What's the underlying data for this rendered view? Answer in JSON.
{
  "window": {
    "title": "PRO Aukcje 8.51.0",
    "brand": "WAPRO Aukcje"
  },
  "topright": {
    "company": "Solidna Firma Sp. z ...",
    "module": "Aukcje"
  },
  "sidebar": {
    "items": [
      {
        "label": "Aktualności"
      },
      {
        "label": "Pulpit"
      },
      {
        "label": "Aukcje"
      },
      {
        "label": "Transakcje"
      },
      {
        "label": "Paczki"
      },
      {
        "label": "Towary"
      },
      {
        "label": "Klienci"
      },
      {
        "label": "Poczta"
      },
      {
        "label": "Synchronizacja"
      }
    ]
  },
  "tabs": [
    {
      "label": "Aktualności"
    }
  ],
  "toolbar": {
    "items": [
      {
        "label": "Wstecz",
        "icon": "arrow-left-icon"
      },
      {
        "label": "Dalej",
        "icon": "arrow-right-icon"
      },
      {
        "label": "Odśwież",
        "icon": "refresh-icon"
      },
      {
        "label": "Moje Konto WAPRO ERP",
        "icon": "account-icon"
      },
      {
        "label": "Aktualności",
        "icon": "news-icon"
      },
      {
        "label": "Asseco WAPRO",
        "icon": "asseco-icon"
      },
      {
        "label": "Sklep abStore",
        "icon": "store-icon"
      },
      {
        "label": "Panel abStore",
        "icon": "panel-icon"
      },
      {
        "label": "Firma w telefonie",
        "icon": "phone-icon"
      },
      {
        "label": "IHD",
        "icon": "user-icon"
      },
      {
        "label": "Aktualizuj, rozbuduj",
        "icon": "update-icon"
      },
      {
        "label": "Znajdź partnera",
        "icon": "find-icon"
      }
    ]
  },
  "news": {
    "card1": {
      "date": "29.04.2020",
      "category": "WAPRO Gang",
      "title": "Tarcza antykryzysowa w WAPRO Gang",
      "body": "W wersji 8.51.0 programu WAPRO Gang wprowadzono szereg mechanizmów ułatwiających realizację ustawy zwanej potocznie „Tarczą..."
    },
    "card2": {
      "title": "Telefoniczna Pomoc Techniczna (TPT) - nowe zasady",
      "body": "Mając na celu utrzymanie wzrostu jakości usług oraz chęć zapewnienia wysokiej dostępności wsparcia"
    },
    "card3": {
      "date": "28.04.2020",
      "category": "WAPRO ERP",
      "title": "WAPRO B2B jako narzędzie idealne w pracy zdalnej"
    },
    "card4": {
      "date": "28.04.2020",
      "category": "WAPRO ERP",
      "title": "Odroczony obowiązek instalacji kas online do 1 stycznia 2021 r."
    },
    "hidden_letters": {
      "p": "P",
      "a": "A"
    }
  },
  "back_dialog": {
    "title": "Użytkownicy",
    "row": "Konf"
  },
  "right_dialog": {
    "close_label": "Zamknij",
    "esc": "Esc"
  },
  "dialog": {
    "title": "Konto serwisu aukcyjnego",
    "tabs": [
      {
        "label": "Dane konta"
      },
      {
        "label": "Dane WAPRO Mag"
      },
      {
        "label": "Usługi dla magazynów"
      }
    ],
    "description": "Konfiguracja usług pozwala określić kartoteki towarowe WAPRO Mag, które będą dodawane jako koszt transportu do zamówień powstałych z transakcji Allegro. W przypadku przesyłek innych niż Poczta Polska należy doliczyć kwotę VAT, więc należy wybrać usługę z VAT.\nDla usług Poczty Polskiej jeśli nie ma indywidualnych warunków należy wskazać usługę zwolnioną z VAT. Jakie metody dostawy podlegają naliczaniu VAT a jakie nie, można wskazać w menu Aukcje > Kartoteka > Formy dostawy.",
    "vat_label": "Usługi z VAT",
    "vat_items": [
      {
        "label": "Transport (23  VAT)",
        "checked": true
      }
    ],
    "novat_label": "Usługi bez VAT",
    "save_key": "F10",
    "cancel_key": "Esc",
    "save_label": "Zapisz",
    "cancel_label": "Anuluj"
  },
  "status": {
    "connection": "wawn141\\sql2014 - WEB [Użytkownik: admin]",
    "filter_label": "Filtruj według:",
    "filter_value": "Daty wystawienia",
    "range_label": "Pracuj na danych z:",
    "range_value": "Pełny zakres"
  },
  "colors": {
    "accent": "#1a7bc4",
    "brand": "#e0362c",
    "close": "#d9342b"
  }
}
————————
Go through the records and print each one exactly.

* Correct response:
What's the underlying data for this rendered view? Answer in JSON.
{
  "window": {
    "title": "PRO Aukcje 8.51.0",
    "brand": "WAPRO Aukcje"
  },
  "topright": {
    "company": "Solidna Firma Sp. z ...",
    "module": "Aukcje"
  },
  "sidebar": {
    "items": [
      {
        "label": "Aktualności"
      },
      {
        "label": "Pulpit"
      },
      {
        "label": "Aukcje"
      },
      {
        "label": "Transakcje"
      },
      {
        "label": "Paczki"
      },
      {
        "label": "Towary"
      },
      {
        "label": "Klienci"
      },
      {
        "label": "Poczta"
      },
      {
        "label": "Synchronizacja"
      }
    ]
  },
  "tabs": [
    {
      "label": "Aktualności"
    }
  ],
  "toolbar": {
    "items": [
      {
        "label": "Wstecz",
        "icon": "arrow-left-icon"
      },
      {
        "label": "Dalej",
        "icon": "arrow-right-icon"
      },
      {
        "label": "Odśwież",
        "icon": "refresh-icon"
      },
      {
        "label": "Moje Konto WAPRO ERP",
        "icon": "account-icon"
      },
      {
        "label": "Aktualności",
        "icon": "news-icon"
      },
      {
        "label": "Asseco WAPRO",
        "icon": "asseco-icon"
      },
      {
        "label": "Sklep abStore",
        "icon": "store-icon"
      },
      {
        "label": "Panel abStore",
        "icon": "panel-icon"
      },
      {
        "label": "Firma w telefonie",
        "icon": "phone-icon"
      },
      {
        "label": "IHD",
        "icon": "user-icon"
      },
      {
        "label": "Aktualizuj, rozbuduj",
        "icon": "update-icon"
      },
      {
        "label": "Znajdź partnera",
        "icon": "find-icon"
      }
    ]
  },
  "news": {
    "card1": {
      "date": "29.04.2020",
      "category": "WAPRO Gang",
      "title": "Tarcza antykryzysowa w WAPRO Gang",
      "body": "W wersji 8.51.0 programu WAPRO Gang wprowadzono szereg mechanizmów ułatwiających realizację ustawy zwanej potocznie „Tarczą..."
    },
    "card2": {
      "title": "Telefoniczna Pomoc Techniczna (TPT) - nowe zasady",
      "body": "Mając na celu utrzymanie wzrostu jakości usług oraz chęć zapewnienia wysokiej dostępności wsparcia"
    },
    "card3": {
      "date": "28.04.2020",
      "category": "WAPRO ERP",
      "title": "WAPRO B2B jako narzędzie idealne w pracy zdalnej"
    },
    "card4": {
      "date": "28.04.2020",
      "category": "WAPRO ERP",
      "title": "Odroczony obowiązek instalacji kas online do 1 stycznia 2021 r."
    },
    "hidden_letters": {
      "p": "P",
      "a": "A"
    }
  },
  "back_dialog": {
    "title": "Użytkownicy",
    "row": "Konf"
  },
  "right_dialog": {
    "close_label": "Zamknij",
    "esc": "Esc"
  },
  "dialog": {
    "title": "Konto serwisu aukcyjnego",
    "tabs": [
      {
        "label": "Dane konta"
      },
      {
        "label": "Dane WAPRO Mag"
      },
      {
        "label": "Usługi dla magazynów"
      }
    ],
    "description": "Konfiguracja usług pozwala określić kartoteki towarowe WAPRO Mag, które będą dodawane jako koszt transportu do zamówień powstałych z transakcji Allegro. W przypadku przesyłek innych niż Poczta Polska należy doliczyć kwotę VAT, więc należy wybrać usługę z VAT.\nDla usług Poczty Polskiej jeśli nie ma indywidualnych warunków należy wskazać usługę zwolnioną z VAT. Jakie metody dostawy podlegają naliczaniu VAT a jakie nie, można wskazać w menu Aukcje > Kartoteka > Formy dostawy.",
    "vat_label": "Usługi z VAT",
    "vat_items": [
      {
        "label": "Transport (23  VAT)",
        "checked": true
      }
    ],
    "novat_label": "Usługi bez VAT",
    "save_key": "F10",
    "cancel_key": "Esc",
    "save_label": "Zapisz",
    "cancel_label": "Anuluj"
  },
  "status": {
    "connection": "wawn141\\sql2014 - WEB [Użytkownik: admin]",
    "filter_label": "Filtruj według:",
    "filter_value": "Daty wystawienia",
    "range_label": "Pracuj na danych z:",
    "range_value": "Pełny zakres"
  },
  "colors": {
    "accent": "#1a7bc4",
    "brand": "#e0362c",
    "close": "#d9342b"
  }
}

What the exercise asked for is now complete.